**Your goal:**
Please return, unchanged, the lines running from the first line of the items through the line that contains "tab-overview-icon[interactable] <box>1086 58", with both of those lines included.

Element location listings
.....
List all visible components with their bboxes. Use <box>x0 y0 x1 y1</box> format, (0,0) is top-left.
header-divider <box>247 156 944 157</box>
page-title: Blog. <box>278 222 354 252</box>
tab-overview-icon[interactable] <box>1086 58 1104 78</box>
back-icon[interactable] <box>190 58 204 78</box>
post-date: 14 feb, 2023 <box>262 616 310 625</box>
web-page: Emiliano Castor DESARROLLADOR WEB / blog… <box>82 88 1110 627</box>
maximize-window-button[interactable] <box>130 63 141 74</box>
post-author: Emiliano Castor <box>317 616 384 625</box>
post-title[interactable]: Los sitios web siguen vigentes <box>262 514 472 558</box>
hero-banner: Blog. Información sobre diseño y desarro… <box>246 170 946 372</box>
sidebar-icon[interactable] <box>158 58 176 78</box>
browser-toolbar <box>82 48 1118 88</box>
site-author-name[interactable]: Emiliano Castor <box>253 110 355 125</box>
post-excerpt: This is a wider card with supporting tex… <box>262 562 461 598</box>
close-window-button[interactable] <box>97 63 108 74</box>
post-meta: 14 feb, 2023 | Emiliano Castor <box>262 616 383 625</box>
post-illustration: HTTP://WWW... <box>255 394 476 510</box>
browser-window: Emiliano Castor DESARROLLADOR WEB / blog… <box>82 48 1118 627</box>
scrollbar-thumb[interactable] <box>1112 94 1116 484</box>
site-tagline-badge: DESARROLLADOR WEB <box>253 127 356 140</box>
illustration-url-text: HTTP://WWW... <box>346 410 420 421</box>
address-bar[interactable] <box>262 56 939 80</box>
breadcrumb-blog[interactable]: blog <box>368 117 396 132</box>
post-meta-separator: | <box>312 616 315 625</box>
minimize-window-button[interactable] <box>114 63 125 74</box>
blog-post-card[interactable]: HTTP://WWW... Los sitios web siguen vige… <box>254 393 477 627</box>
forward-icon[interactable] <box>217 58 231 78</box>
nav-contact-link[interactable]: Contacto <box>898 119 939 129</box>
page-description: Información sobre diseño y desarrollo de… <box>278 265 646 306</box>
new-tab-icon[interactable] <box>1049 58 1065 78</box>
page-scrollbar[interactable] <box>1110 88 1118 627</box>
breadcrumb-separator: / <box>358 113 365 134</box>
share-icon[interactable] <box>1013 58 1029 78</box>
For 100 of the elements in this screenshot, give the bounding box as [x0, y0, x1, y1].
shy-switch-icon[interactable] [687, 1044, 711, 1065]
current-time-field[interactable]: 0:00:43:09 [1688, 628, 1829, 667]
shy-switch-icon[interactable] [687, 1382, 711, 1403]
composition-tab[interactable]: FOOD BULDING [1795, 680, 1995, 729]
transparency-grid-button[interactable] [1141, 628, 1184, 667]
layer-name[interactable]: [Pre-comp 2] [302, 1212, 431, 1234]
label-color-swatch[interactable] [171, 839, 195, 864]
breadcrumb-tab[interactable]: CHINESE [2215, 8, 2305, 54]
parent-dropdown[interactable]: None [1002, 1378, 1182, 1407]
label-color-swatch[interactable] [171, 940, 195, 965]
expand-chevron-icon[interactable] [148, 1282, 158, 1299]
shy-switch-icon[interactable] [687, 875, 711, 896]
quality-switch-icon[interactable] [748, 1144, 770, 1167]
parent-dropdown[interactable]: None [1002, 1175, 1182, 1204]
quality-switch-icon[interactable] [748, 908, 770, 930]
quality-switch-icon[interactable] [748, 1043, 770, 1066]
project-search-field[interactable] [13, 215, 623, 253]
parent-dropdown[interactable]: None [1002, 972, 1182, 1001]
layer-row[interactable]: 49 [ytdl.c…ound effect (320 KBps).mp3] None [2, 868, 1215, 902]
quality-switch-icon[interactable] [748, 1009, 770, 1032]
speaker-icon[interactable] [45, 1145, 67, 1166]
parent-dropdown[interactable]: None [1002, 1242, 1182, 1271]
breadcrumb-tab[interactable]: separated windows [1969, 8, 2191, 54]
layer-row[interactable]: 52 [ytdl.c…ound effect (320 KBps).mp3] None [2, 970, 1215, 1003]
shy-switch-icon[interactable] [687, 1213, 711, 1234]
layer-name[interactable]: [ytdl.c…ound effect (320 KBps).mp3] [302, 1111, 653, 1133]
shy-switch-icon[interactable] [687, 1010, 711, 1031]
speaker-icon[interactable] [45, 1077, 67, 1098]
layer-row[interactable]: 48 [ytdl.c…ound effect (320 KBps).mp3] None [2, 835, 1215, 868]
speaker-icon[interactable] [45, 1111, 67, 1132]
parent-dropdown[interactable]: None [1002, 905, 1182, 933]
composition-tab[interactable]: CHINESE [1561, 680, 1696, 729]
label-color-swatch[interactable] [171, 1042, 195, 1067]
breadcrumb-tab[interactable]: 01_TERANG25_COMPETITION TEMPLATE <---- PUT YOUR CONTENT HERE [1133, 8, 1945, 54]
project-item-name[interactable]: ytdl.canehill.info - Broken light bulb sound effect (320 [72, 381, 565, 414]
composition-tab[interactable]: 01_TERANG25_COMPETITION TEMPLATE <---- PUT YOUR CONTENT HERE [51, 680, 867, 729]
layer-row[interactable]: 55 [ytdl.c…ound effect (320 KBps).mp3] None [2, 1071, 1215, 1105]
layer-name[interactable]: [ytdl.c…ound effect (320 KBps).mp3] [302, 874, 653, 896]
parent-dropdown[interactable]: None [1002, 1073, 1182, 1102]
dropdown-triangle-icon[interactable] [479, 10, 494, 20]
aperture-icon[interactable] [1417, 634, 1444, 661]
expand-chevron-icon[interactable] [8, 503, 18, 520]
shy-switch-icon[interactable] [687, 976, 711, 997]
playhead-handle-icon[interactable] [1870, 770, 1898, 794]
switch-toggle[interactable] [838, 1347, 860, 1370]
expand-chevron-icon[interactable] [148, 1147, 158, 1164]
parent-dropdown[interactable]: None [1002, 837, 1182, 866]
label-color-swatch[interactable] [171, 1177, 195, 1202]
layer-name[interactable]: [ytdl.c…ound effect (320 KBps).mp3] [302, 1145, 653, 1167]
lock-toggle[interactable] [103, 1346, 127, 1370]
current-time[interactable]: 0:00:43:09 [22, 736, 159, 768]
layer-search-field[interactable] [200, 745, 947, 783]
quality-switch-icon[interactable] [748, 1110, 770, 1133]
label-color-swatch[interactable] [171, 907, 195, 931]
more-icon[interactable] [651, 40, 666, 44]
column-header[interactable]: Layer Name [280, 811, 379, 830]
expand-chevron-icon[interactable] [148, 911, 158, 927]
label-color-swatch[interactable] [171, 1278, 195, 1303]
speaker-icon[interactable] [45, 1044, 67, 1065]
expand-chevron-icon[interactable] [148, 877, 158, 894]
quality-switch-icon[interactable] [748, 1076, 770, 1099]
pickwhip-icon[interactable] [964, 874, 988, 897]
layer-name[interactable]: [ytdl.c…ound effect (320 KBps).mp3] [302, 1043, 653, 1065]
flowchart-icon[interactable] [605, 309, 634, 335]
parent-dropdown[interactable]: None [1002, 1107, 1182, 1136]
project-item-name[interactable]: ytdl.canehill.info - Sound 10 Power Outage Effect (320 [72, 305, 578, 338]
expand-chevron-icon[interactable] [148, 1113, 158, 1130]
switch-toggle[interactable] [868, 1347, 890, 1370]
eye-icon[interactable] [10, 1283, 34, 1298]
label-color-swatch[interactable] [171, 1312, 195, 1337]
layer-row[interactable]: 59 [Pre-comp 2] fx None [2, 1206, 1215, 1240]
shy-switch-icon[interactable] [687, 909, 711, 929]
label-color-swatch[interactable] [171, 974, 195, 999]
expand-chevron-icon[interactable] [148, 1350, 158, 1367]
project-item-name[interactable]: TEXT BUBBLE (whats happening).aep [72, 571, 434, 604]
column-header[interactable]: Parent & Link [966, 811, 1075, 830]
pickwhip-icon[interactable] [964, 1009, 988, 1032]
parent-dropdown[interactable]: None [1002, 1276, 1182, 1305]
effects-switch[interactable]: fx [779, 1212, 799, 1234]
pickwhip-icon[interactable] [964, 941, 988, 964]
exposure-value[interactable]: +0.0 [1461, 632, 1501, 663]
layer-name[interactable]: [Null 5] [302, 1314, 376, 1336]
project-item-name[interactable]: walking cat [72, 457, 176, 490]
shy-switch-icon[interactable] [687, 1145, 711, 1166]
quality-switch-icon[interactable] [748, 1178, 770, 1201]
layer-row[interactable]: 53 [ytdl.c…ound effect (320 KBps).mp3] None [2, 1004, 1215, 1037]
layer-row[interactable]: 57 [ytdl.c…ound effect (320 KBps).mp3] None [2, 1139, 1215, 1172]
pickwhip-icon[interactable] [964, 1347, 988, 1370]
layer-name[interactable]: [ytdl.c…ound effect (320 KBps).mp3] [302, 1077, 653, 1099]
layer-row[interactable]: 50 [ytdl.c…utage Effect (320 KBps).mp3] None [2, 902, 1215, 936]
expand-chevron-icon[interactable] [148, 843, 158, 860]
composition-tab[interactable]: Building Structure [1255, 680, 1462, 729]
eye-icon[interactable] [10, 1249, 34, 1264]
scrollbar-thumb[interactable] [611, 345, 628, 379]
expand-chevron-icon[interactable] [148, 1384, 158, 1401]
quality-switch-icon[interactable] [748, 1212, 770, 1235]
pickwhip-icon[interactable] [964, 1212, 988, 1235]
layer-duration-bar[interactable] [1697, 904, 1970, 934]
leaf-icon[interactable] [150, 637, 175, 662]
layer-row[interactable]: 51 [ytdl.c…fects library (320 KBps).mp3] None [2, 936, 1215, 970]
.....
**Correct answer:**
List all visible components with their bboxes. Use <box>x0 y0 x1 y1</box> format, (0,0) is top-left.
header-divider <box>247 156 944 157</box>
page-title: Blog. <box>278 222 354 252</box>
tab-overview-icon[interactable] <box>1086 58 1104 78</box>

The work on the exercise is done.